### Data extract
● ● ● ●
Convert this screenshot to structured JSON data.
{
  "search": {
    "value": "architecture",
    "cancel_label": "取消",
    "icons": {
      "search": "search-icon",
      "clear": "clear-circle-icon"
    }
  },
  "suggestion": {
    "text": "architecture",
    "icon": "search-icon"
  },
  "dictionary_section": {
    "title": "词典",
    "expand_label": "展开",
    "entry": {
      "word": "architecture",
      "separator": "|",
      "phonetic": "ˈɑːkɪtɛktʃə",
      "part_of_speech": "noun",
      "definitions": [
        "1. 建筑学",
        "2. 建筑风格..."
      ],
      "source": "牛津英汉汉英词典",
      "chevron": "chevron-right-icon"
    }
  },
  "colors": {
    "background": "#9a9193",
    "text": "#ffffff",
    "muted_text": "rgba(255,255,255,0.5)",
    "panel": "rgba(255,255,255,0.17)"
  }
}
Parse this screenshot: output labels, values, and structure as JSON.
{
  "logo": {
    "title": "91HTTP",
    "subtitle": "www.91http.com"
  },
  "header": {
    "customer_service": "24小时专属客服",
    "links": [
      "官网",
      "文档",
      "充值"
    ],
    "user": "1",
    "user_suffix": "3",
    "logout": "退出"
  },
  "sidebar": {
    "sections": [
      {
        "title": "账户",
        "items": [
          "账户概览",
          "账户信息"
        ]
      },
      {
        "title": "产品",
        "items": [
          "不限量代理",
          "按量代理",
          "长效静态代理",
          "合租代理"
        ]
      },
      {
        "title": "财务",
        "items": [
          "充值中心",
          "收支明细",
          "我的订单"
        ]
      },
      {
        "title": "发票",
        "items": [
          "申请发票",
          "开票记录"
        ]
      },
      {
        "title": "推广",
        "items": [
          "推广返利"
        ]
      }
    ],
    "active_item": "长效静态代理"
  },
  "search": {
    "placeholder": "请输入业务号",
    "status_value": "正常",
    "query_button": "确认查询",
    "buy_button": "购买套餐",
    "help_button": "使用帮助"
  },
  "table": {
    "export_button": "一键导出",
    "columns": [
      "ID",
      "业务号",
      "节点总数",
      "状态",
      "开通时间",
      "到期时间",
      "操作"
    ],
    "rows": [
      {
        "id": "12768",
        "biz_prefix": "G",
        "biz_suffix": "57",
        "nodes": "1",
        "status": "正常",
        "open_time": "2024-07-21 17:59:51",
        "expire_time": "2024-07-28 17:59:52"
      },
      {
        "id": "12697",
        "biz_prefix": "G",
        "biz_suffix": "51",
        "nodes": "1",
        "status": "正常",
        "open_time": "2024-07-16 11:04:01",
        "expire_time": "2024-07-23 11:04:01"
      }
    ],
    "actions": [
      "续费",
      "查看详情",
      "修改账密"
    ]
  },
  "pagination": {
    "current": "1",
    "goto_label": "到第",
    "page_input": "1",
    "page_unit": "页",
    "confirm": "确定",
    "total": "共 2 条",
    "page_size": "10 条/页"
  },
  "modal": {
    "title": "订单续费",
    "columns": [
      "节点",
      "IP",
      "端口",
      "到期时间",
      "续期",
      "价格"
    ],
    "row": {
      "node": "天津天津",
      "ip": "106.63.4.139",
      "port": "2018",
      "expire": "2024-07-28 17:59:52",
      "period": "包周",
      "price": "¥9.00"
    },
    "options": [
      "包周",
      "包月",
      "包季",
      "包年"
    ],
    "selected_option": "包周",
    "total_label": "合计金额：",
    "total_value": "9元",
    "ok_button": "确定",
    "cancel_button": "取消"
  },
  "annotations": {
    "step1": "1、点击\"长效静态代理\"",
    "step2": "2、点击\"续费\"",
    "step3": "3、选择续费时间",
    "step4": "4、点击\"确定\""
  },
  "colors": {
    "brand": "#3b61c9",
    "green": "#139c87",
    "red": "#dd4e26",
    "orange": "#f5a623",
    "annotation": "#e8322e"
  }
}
● ● ● ●
### Directive
Restate the whole of the material exactly.

### Answer to the problem
Convert this screenshot to structured JSON data.
{
  "search": {
    "value": "architecture",
    "cancel_label": "取消",
    "icons": {
      "search": "search-icon",
      "clear": "clear-circle-icon"
    }
  },
  "suggestion": {
    "text": "architecture",
    "icon": "search-icon"
  },
  "dictionary_section": {
    "title": "词典",
    "expand_label": "展开",
    "entry": {
      "word": "architecture",
      "separator": "|",
      "phonetic": "ˈɑːkɪtɛktʃə",
      "part_of_speech": "noun",
      "definitions": [
        "1. 建筑学",
        "2. 建筑风格..."
      ],
      "source": "牛津英汉汉英词典",
      "chevron": "chevron-right-icon"
    }
  },
  "colors": {
    "background": "#9a9193",
    "text": "#ffffff",
    "muted_text": "rgba(255,255,255,0.5)",
    "panel": "rgba(255,255,255,0.17)"
  }
}
Parse this screenshot: output labels, values, and structure as JSON.
{
  "logo": {
    "title": "91HTTP",
    "subtitle": "www.91http.com"
  },
  "header": {
    "customer_service": "24小时专属客服",
    "links": [
      "官网",
      "文档",
      "充值"
    ],
    "user": "1",
    "user_suffix": "3",
    "logout": "退出"
  },
  "sidebar": {
    "sections": [
      {
        "title": "账户",
        "items": [
          "账户概览",
          "账户信息"
        ]
      },
      {
        "title": "产品",
        "items": [
          "不限量代理",
          "按量代理",
          "长效静态代理",
          "合租代理"
        ]
      },
      {
        "title": "财务",
        "items": [
          "充值中心",
          "收支明细",
          "我的订单"
        ]
      },
      {
        "title": "发票",
        "items": [
          "申请发票",
          "开票记录"
        ]
      },
      {
        "title": "推广",
        "items": [
          "推广返利"
        ]
      }
    ],
    "active_item": "长效静态代理"
  },
  "search": {
    "placeholder": "请输入业务号",
    "status_value": "正常",
    "query_button": "确认查询",
    "buy_button": "购买套餐",
    "help_button": "使用帮助"
  },
  "table": {
    "export_button": "一键导出",
    "columns": [
      "ID",
      "业务号",
      "节点总数",
      "状态",
      "开通时间",
      "到期时间",
      "操作"
    ],
    "rows": [
      {
        "id": "12768",
        "biz_prefix": "G",
        "biz_suffix": "57",
        "nodes": "1",
        "status": "正常",
        "open_time": "2024-07-21 17:59:51",
        "expire_time": "2024-07-28 17:59:52"
      },
      {
        "id": "12697",
        "biz_prefix": "G",
        "biz_suffix": "51",
        "nodes": "1",
        "status": "正常",
        "open_time": "2024-07-16 11:04:01",
        "expire_time": "2024-07-23 11:04:01"
      }
    ],
    "actions": [
      "续费",
      "查看详情",
      "修改账密"
    ]
  },
  "pagination": {
    "current": "1",
    "goto_label": "到第",
    "page_input": "1",
    "page_unit": "页",
    "confirm": "确定",
    "total": "共 2 条",
    "page_size": "10 条/页"
  },
  "modal": {
    "title": "订单续费",
    "columns": [
      "节点",
      "IP",
      "端口",
      "到期时间",
      "续期",
      "价格"
    ],
    "row": {
      "node": "天津天津",
      "ip": "106.63.4.139",
      "port": "2018",
      "expire": "2024-07-28 17:59:52",
      "period": "包周",
      "price": "¥9.00"
    },
    "options": [
      "包周",
      "包月",
      "包季",
      "包年"
    ],
    "selected_option": "包周",
    "total_label": "合计金额：",
    "total_value": "9元",
    "ok_button": "确定",
    "cancel_button": "取消"
  },
  "annotations": {
    "step1": "1、点击\"长效静态代理\"",
    "step2": "2、点击\"续费\"",
    "step3": "3、选择续费时间",
    "step4": "4、点击\"确定\""
  },
  "colors": {
    "brand": "#3b61c9",
    "green": "#139c87",
    "red": "#dd4e26",
    "orange": "#f5a623",
    "annotation": "#e8322e"
  }
}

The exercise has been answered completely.